__Exercise prompt__
Collect all lines below with the string "学卤菜技术基地".

__Stored data__
------------------------------------------------
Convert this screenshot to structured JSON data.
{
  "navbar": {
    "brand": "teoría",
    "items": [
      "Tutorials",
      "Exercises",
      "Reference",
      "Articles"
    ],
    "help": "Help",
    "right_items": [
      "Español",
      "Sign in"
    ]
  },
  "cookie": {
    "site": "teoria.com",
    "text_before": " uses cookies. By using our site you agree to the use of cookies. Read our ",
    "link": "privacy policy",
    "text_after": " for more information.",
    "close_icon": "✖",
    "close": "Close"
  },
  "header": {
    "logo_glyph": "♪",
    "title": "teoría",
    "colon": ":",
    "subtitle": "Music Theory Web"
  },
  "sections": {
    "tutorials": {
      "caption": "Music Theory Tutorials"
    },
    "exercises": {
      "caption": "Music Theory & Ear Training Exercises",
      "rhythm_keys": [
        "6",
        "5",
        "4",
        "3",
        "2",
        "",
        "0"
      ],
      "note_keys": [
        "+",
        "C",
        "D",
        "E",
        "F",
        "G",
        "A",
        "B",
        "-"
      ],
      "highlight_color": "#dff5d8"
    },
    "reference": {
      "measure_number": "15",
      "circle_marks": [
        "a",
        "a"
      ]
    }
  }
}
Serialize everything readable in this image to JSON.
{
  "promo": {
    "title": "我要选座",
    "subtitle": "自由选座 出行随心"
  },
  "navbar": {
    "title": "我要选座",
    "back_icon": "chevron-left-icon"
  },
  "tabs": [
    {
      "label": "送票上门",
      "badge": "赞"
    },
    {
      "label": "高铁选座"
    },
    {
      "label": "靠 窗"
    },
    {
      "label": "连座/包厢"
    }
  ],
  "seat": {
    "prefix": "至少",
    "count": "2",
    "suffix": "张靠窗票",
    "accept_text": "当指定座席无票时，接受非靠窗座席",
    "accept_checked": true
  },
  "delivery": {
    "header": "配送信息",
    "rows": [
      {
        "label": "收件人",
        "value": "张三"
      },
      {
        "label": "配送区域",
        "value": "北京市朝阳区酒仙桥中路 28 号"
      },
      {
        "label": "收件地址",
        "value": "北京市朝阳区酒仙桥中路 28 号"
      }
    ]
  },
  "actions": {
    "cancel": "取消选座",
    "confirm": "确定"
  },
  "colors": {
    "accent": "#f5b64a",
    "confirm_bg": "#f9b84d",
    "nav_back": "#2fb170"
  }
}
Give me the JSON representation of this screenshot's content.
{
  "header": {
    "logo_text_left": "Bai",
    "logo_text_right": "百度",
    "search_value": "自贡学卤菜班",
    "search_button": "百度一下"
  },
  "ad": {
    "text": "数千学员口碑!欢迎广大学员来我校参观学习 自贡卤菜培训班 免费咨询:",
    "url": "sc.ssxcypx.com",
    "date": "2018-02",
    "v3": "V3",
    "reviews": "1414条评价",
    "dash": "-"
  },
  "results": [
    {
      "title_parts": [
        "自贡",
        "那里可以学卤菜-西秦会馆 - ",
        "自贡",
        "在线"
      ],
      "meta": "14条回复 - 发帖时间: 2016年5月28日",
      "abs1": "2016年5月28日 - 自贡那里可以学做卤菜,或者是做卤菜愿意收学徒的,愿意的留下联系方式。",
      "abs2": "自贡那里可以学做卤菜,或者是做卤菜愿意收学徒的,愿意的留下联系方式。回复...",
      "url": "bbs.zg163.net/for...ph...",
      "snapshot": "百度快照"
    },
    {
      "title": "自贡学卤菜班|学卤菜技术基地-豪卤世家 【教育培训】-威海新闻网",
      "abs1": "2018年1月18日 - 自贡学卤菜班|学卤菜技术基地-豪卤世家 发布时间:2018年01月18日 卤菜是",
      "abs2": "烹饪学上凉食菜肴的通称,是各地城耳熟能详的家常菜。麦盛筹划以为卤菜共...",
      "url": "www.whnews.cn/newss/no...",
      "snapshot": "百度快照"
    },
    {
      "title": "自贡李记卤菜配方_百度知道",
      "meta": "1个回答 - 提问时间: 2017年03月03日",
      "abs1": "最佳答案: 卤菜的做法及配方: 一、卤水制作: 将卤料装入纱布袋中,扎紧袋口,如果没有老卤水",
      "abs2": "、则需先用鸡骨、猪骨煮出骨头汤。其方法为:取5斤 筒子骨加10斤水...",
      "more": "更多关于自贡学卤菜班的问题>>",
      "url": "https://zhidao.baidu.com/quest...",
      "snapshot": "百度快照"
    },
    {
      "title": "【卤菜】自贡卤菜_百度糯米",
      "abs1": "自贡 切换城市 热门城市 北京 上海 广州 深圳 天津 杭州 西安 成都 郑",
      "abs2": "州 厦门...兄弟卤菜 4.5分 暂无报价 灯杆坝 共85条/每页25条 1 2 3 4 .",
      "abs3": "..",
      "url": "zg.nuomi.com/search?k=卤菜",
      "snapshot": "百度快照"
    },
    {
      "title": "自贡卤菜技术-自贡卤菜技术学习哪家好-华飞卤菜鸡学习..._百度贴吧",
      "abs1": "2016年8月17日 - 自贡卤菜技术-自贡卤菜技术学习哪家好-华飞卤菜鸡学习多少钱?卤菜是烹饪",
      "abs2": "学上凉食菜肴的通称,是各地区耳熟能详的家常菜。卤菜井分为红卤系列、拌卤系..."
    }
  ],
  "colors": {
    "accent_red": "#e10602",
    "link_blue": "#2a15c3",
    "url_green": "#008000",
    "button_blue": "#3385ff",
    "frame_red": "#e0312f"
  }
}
------------------------------------------------
__In response__
      "title": "自贡学卤菜班|学卤菜技术基地-豪卤世家 【教育培训】-威海新闻网",
      "abs1": "2018年1月18日 - 自贡学卤菜班|学卤菜技术基地-豪卤世家 发布时间:2018年01月18日 卤菜是",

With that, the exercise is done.